Pictures stay out of your copy, but everything else in the records below must be repeated exactly.

[begin Exercise data]

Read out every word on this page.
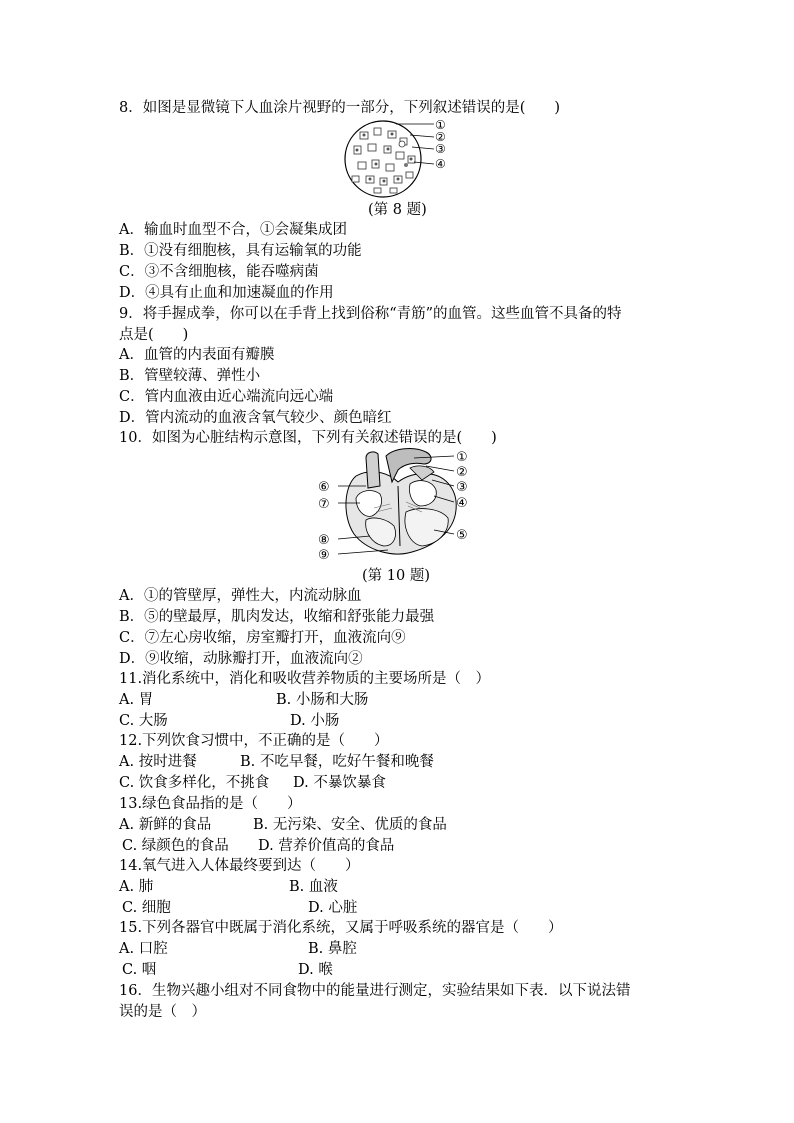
8．如图是显微镜下人血涂片视野的一部分，下列叙述错误的是(　　)
①
②
③
④
(第 8 题)
A．输血时血型不合，①会凝集成团
B．①没有细胞核，具有运输氧的功能
C．③不含细胞核，能吞噬病菌
D．④具有止血和加速凝血的作用
9．将手握成拳，你可以在手背上找到俗称“青筋”的血管。这些血管不具备的特
点是(　　)
A．血管的内表面有瓣膜
B．管壁较薄、弹性小
C．管内血液由近心端流向远心端
D．管内流动的血液含氧气较少、颜色暗红
10．如图为心脏结构示意图，下列有关叙述错误的是(　　)
①
②
③
④
⑤
⑥
⑦
⑧
⑨
(第 10 题)
A．①的管壁厚，弹性大，内流动脉血
B．⑤的壁最厚，肌肉发达，收缩和舒张能力最强
C．⑦左心房收缩，房室瓣打开，血液流向⑨
D．⑨收缩，动脉瓣打开，血液流向②
11.消化系统中，消化和吸收营养物质的主要场所是（　）
A. 胃	B. 小肠和大肠
C. 大肠	D. 小肠
12.下列饮食习惯中，不正确的是（　　）
A. 按时进餐	B. 不吃早餐，吃好午餐和晚餐
C. 饮食多样化，不挑食 D. 不暴饮暴食
13.绿色食品指的是（　　）
A. 新鲜的食品	B. 无污染、安全、优质的食品
C. 绿颜色的食品 D. 营养价值高的食品
14.氧气进入人体最终要到达（　　）
A. 肺	B. 血液
C. 细胞	D. 心脏
15.下列各器官中既属于消化系统，又属于呼吸系统的器官是（　　）
A. 口腔	B. 鼻腔
C. 咽	D. 喉
16．生物兴趣小组对不同食物中的能量进行测定，实验结果如下表．以下说法错
误的是（　）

[end Exercise data]

● **Finished answer**:
Read out every word on this page.
8．如图是显微镜下人血涂片视野的一部分，下列叙述错误的是(　　)
①
②
③
④
(第 8 题)
A．输血时血型不合，①会凝集成团
B．①没有细胞核，具有运输氧的功能
C．③不含细胞核，能吞噬病菌
D．④具有止血和加速凝血的作用
9．将手握成拳，你可以在手背上找到俗称“青筋”的血管。这些血管不具备的特
点是(　　)
A．血管的内表面有瓣膜
B．管壁较薄、弹性小
C．管内血液由近心端流向远心端
D．管内流动的血液含氧气较少、颜色暗红
10．如图为心脏结构示意图，下列有关叙述错误的是(　　)
①
②
③
④
⑤
⑥
⑦
⑧
⑨
(第 10 题)
A．①的管壁厚，弹性大，内流动脉血
B．⑤的壁最厚，肌肉发达，收缩和舒张能力最强
C．⑦左心房收缩，房室瓣打开，血液流向⑨
D．⑨收缩，动脉瓣打开，血液流向②
11.消化系统中，消化和吸收营养物质的主要场所是（　）
A. 胃	B. 小肠和大肠
C. 大肠	D. 小肠
12.下列饮食习惯中，不正确的是（　　）
A. 按时进餐	B. 不吃早餐，吃好午餐和晚餐
C. 饮食多样化，不挑食 D. 不暴饮暴食
13.绿色食品指的是（　　）
A. 新鲜的食品	B. 无污染、安全、优质的食品
C. 绿颜色的食品 D. 营养价值高的食品
14.氧气进入人体最终要到达（　　）
A. 肺	B. 血液
C. 细胞	D. 心脏
15.下列各器官中既属于消化系统，又属于呼吸系统的器官是（　　）
A. 口腔	B. 鼻腔
C. 咽	D. 喉
16．生物兴趣小组对不同食物中的能量进行测定，实验结果如下表．以下说法错
误的是（　）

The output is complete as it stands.